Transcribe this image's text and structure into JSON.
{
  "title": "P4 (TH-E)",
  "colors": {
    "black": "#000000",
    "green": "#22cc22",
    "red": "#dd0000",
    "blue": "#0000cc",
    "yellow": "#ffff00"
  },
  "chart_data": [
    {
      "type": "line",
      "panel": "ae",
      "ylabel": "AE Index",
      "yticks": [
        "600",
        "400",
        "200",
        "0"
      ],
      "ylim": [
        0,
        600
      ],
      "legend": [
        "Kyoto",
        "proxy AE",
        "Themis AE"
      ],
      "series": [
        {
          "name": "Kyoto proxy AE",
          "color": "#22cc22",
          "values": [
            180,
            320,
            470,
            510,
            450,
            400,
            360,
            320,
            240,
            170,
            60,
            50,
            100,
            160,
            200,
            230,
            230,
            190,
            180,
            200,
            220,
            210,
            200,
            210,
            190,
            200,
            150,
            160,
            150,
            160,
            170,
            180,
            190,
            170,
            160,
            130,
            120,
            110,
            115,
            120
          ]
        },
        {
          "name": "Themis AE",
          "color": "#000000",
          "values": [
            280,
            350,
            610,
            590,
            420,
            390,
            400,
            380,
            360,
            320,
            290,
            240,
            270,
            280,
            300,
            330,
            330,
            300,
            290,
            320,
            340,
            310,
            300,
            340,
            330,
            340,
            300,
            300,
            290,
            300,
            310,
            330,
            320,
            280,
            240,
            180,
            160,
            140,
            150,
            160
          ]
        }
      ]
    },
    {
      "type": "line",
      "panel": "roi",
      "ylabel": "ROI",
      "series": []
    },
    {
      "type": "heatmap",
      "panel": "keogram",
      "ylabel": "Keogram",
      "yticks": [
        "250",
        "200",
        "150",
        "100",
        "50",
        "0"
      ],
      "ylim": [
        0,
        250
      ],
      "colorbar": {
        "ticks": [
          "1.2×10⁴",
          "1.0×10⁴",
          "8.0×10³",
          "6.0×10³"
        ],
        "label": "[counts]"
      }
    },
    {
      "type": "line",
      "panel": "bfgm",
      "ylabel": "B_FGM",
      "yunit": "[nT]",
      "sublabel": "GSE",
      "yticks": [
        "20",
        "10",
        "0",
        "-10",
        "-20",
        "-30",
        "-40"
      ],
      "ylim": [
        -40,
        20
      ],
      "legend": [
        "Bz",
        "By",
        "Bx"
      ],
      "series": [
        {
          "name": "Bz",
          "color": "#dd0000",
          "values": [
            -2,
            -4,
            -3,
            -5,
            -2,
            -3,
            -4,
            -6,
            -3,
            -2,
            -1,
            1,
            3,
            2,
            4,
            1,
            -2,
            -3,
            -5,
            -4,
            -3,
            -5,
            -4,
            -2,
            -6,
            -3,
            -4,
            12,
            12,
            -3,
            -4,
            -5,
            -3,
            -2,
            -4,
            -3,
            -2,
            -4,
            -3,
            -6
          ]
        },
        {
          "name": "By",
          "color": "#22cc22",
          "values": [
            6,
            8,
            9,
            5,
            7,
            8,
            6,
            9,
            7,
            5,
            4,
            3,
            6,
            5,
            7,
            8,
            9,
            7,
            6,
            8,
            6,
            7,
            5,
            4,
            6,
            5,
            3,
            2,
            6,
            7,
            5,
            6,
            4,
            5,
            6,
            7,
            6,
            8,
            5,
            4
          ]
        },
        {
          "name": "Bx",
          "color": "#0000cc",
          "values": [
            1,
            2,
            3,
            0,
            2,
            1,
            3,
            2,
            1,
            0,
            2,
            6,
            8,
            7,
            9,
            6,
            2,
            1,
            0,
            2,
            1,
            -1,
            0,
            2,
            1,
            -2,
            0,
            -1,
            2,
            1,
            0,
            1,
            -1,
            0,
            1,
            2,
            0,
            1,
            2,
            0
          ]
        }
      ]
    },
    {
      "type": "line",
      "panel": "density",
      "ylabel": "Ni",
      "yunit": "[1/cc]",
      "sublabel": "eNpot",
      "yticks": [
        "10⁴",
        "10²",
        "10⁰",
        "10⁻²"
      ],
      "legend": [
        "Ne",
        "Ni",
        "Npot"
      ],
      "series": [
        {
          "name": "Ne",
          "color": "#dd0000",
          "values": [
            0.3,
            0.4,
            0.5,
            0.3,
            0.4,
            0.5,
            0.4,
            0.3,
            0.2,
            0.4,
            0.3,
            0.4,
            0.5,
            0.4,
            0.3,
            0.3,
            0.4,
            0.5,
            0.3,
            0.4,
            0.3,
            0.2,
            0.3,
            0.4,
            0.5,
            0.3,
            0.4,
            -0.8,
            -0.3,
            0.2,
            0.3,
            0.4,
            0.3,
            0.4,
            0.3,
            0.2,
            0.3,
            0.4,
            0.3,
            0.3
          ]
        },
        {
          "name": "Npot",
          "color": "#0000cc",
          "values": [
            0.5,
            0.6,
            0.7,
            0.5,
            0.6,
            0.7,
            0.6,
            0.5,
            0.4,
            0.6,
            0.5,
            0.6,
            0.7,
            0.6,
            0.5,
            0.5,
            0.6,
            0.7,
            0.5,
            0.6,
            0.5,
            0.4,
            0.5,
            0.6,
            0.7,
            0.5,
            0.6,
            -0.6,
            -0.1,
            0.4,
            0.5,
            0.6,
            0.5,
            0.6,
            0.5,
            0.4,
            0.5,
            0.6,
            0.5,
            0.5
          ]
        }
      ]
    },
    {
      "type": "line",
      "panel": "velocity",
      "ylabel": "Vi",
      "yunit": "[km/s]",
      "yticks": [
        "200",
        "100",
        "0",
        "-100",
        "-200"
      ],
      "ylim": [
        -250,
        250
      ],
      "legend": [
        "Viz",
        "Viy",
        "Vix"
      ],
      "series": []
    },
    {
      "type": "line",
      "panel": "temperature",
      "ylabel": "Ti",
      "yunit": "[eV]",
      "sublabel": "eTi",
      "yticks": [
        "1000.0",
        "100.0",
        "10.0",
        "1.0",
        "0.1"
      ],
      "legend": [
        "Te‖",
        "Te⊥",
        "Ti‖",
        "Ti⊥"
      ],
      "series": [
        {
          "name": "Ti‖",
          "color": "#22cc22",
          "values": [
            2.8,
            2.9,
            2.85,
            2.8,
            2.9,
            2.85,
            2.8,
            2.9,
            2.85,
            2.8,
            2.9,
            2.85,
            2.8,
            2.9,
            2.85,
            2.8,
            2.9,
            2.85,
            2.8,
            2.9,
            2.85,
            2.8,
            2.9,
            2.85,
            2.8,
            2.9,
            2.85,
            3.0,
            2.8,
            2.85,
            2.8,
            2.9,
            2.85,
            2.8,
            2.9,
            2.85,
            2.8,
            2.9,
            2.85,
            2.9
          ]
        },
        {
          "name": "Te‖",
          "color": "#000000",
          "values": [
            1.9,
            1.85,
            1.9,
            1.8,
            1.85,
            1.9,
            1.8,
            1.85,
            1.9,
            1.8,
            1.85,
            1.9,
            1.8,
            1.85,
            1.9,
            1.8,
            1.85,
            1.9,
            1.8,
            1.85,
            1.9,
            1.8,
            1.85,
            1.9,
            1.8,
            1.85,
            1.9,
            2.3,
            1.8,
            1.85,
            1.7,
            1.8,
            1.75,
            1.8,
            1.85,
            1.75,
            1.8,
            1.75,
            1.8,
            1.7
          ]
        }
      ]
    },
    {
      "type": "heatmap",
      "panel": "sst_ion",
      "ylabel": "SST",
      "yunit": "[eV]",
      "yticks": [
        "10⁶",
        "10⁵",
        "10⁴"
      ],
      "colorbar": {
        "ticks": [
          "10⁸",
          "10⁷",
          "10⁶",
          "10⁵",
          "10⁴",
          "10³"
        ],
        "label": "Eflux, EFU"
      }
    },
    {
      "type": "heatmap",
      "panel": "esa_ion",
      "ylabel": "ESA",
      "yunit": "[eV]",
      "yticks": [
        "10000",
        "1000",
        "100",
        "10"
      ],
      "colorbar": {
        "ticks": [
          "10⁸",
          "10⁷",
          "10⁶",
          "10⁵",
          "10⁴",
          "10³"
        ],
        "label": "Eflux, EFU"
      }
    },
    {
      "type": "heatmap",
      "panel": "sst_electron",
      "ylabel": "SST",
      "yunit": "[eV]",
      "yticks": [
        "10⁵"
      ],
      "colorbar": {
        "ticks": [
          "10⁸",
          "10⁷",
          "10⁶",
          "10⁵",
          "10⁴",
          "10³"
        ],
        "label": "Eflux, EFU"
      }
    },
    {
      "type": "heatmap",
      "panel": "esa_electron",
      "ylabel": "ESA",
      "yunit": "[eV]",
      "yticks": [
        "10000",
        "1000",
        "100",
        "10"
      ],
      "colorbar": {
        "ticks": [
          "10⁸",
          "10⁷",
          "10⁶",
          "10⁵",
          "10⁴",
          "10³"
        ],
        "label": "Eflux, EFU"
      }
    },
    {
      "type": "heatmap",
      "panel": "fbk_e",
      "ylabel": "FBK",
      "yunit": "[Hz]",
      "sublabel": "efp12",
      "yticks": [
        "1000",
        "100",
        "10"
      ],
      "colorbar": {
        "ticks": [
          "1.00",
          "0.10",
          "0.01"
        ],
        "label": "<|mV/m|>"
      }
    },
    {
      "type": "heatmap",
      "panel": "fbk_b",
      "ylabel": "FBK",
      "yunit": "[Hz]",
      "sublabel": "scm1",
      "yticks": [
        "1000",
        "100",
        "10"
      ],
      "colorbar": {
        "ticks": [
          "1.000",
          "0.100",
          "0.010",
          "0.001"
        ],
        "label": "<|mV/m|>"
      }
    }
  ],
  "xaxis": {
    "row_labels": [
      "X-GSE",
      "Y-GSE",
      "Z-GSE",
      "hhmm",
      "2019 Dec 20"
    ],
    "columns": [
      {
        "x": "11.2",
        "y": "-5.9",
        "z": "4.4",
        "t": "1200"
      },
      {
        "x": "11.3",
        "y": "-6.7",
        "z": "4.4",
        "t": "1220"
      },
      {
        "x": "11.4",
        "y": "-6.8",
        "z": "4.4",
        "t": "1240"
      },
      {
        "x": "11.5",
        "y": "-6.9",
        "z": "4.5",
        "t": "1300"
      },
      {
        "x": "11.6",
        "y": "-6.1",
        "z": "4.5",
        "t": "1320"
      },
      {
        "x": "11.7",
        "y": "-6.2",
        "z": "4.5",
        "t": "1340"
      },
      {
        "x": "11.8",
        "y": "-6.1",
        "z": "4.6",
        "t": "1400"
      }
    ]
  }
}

──────────────────────────────

OBJECTIVE » Find all the lines containing "name" in the material, then copy them.

RESULT OF THE TASK »
          "name": "Kyoto proxy AE",
          "name": "Themis AE",
          "name": "Bz",
          "name": "By",
          "name": "Bx",
          "name": "Ne",
          "name": "Npot",
          "name": "Ti‖",
          "name": "Te‖",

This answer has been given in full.